▶ Study text:
_ _ _

Clinical Orthopaedics and Related Research ® neither advocates nor endorses the use of any treatment, drug, or device. Readers are encouraged to always seek additional information, including FDA-approval status, of any drug or device prior to clinical use.
Each author certifies that his or her institution has approved the human protocol for this investigation, that all investigations were conducted in conformity with ethical principles of research, and that informed consent was obtained.
This work was performed at the University of Michigan, Ann Arbor, MI, USA.
An erratum to this article can be found at http://​dx.​doi.​org/​10.​1007/​s11999-015-4137-9.



Previous studies have reported residual deformity to be the most common reason for revision hip arthroscopy. An awareness of the most frequent locations of the residual deformities may be critical to minimize these failures.


The purposes of this study were to (1) define the three-dimensional (3-D) morphology of hips with residual symptoms before revision femoroacetabular impingement (FAI) surgery; (2) determine the limitation in range of motion (ROM) in these patients using dynamic, computer-assisted, 3-D analysis; and (3) compare these measures with a cohort of patients who underwent successful arthroscopic surgery for FAI by a high-volume hip arthroscopist.


Between 2008 and 2013, one senior surgeon (BTK) performed revision arthroscopic FAI procedures on patients with residual FAI deformity and symptoms after prior unsuccessful arthroscopic surgery; all of these 47 patients (50 hips) had preoperative CT scans. Mean patient age was 29 ± 9 years (range, 16–52 years). Three-dimensional models of the hips were created to allow measurements of femoral and acetabular morphology and ROM to bony impingement using a validated, computer-based dynamic imaging software. During the same time period, 65 patients with successful primary arthroscopic treatment of FAI by the same surgeon underwent preoperative CT scans for the symptomatic contralateral hip; this group of 65 patients thus fortuitously provided postoperative evaluation of the originally operated hip and served as a control group. A comparison of the virtual correction with the actual correction in the primary successful FAI treatment cohort was performed. Correspondingly, a comparison of the recommended virtual correction with the correction evident at the time of presentation after failed primary surgery in the revision cohort was performed. Analysis was performed by two independent observers (JRR, OA) and a paired t-test was used for comparison of continuous variables, whereas chi-square testing was used for categorical variables with p < 0.05 defined as significant.

_ _ _

▶ What to do:
• 1. In the hip study text, how many patients and hips made up the revision group?
• 2. Rewrite a passage of the hip study text, beginning at the words "Each author certifies" and stopping after "found at http://​dx.​doi.​org/​10.​1007/​s11999-015-4137-9.", with "protocol" replaced by "study plan".
The data are a separate body of material, unrelated to the hip study text.

_ _ _

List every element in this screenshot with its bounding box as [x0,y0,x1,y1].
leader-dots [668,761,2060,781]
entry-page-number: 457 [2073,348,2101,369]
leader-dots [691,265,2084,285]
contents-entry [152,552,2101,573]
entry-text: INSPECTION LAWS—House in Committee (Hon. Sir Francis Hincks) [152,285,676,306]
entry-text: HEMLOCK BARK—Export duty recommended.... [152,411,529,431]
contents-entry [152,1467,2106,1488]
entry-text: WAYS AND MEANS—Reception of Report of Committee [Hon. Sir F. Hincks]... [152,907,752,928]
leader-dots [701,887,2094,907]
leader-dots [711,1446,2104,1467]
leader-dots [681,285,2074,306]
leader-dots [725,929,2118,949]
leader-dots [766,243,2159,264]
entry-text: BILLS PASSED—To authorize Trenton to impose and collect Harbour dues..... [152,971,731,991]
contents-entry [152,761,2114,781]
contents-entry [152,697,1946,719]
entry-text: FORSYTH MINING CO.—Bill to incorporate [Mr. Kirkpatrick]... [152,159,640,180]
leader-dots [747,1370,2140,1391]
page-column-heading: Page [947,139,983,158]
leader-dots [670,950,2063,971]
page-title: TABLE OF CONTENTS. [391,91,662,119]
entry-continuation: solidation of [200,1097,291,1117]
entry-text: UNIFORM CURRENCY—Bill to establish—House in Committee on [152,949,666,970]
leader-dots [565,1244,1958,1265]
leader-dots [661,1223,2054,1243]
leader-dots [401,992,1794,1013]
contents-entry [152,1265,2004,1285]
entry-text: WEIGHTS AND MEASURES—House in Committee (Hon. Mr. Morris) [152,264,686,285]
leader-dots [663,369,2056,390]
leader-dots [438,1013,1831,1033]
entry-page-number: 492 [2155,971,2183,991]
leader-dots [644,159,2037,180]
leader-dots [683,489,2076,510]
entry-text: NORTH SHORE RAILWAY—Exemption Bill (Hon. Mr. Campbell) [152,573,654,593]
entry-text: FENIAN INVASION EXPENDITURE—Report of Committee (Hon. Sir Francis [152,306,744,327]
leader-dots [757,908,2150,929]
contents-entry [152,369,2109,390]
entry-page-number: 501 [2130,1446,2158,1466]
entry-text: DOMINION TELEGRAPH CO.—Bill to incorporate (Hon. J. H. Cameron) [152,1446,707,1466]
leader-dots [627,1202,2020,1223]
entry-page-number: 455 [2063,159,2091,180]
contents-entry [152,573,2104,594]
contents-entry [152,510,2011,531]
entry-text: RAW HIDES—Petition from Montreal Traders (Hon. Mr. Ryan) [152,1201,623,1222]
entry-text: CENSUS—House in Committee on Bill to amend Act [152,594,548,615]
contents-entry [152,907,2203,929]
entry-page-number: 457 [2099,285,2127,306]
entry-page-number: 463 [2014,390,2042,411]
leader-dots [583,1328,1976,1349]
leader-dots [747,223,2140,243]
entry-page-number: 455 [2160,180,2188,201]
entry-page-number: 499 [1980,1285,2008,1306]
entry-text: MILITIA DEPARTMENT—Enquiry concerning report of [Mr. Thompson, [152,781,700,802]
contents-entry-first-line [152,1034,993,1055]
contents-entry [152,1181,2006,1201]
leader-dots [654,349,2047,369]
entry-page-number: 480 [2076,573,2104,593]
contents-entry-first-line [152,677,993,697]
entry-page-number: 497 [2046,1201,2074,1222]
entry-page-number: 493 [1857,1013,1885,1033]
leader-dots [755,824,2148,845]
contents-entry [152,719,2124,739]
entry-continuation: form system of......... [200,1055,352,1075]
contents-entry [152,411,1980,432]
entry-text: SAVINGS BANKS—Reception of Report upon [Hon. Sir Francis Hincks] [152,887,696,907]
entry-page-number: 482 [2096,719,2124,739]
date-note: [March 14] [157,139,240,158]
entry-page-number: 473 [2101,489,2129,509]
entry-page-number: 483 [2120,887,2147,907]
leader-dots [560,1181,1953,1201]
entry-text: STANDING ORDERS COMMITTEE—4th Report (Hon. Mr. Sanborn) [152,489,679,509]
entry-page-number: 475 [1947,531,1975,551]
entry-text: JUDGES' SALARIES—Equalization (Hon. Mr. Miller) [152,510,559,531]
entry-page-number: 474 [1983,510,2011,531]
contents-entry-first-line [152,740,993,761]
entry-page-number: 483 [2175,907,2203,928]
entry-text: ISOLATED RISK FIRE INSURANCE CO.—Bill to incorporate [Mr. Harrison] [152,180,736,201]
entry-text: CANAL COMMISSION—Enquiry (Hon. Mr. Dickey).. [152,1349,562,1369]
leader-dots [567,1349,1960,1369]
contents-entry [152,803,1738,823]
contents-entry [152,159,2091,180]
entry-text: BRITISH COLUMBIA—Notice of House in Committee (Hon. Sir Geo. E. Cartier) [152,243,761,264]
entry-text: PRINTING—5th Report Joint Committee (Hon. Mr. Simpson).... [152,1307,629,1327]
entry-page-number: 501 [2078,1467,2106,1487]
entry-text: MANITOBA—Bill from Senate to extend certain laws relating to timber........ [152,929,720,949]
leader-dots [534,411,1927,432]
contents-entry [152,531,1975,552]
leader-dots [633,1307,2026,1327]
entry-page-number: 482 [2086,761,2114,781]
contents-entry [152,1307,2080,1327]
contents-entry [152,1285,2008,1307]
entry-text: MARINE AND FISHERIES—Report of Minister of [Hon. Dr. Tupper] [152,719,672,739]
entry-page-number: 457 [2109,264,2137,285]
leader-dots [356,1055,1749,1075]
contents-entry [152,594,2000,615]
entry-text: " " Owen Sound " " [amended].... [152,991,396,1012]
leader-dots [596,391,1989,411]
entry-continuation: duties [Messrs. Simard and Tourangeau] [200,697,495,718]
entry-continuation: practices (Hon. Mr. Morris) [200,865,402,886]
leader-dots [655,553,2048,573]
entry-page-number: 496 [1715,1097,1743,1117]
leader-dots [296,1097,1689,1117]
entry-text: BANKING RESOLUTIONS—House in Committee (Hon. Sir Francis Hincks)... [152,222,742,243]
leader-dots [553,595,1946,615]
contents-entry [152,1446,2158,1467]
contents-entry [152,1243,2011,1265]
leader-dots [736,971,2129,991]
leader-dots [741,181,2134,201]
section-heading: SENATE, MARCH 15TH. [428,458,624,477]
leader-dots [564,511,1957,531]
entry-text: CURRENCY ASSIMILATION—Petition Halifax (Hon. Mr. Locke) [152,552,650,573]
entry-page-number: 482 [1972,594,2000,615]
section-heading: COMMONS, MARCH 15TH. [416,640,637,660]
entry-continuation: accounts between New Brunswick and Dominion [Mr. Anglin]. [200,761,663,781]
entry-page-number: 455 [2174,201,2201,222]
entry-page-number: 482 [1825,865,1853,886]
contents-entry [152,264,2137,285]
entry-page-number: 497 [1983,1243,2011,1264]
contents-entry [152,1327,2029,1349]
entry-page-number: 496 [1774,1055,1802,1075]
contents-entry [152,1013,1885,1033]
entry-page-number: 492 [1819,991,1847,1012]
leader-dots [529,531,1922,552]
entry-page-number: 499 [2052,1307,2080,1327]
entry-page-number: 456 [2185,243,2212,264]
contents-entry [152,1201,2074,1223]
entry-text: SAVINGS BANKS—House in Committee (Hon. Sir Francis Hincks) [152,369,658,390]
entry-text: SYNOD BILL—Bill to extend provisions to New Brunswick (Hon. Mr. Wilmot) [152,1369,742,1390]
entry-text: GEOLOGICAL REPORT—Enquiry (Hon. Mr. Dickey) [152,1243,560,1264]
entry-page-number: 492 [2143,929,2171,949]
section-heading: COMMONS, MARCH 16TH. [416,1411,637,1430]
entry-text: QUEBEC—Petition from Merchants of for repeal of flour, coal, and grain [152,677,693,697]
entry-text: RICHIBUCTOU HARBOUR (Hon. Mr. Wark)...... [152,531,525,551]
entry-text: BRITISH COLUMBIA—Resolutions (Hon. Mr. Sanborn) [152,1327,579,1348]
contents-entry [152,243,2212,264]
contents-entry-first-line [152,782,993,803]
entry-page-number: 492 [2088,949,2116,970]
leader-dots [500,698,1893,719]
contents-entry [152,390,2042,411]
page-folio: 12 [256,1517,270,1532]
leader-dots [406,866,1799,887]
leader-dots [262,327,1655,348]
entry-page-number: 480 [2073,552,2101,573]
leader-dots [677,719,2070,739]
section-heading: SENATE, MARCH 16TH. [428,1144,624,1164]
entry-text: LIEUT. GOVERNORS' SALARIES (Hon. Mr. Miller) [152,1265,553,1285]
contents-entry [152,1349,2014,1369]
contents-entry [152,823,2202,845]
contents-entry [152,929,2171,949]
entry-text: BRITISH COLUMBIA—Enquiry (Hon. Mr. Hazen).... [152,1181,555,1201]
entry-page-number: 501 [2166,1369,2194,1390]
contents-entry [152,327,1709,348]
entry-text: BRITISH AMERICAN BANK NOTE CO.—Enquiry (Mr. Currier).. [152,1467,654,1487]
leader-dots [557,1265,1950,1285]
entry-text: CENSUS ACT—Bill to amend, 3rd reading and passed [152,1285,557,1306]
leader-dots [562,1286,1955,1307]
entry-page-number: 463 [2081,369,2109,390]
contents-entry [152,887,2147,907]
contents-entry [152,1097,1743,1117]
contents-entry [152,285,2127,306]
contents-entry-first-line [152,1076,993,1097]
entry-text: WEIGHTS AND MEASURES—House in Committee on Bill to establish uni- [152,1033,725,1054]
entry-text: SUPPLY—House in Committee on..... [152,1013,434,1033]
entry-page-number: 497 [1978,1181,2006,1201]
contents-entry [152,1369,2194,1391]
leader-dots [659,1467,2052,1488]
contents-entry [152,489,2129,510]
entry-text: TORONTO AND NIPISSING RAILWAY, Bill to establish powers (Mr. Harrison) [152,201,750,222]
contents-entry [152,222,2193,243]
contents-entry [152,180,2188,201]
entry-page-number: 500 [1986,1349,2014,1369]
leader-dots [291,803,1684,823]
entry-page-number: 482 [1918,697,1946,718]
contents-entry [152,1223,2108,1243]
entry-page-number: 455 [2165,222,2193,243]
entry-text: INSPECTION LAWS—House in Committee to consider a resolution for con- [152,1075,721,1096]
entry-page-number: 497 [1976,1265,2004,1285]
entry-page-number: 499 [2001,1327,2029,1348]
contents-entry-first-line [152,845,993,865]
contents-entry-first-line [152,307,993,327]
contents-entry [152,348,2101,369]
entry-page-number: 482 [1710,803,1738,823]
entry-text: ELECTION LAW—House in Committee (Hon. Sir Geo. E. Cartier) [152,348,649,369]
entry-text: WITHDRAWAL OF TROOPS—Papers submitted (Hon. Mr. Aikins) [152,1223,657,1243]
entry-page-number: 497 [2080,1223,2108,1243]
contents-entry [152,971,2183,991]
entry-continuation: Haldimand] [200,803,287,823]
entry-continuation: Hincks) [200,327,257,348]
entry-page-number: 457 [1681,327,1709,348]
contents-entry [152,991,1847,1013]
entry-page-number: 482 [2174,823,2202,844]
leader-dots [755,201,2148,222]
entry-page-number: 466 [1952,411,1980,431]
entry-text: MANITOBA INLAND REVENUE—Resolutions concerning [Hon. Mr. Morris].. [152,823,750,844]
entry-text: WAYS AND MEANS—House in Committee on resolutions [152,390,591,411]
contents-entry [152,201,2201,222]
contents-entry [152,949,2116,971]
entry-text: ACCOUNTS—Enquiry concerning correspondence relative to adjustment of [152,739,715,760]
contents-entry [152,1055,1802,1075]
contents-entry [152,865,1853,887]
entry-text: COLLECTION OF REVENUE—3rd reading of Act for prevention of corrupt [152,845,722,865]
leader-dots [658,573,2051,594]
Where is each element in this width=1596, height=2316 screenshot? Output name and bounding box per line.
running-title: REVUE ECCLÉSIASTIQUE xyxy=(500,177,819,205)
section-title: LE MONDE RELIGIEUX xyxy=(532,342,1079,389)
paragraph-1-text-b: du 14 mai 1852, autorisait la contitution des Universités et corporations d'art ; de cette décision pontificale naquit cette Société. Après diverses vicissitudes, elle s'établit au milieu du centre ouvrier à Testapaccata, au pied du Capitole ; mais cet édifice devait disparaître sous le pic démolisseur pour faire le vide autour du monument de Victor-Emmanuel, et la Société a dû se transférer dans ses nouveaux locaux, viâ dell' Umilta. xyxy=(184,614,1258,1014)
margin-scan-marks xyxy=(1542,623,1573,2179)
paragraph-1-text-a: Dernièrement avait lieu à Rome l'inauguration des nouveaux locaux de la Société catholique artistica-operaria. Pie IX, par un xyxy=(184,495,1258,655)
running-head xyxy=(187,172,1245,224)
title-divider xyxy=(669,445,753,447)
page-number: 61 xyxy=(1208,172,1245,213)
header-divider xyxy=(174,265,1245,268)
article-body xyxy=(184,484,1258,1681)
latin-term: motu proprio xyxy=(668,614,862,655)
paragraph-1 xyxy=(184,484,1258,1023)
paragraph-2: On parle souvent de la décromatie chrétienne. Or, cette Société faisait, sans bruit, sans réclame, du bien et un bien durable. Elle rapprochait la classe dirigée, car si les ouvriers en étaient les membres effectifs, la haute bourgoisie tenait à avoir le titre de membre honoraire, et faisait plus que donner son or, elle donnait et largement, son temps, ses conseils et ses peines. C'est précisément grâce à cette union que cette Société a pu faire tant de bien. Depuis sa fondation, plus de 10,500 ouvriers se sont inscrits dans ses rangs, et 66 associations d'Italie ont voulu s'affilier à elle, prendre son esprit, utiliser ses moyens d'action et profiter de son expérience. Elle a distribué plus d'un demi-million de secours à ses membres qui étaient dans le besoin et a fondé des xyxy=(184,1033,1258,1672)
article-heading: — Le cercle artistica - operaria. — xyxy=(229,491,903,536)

_ _ _

▶ Task-by-task results:
• 1. 47 patients (50 hips).

• 2.
Each author certifies that his or her institution has approved the human study plan for this investigation, that all investigations were conducted in conformity with ethical principles of research, and that informed consent was obtained.
This work was performed at the University of Michigan, Ann Arbor, MI, USA.
An erratum to this article can be found at http://​dx.​doi.​org/​10.​1007/​s11999-015-4137-9.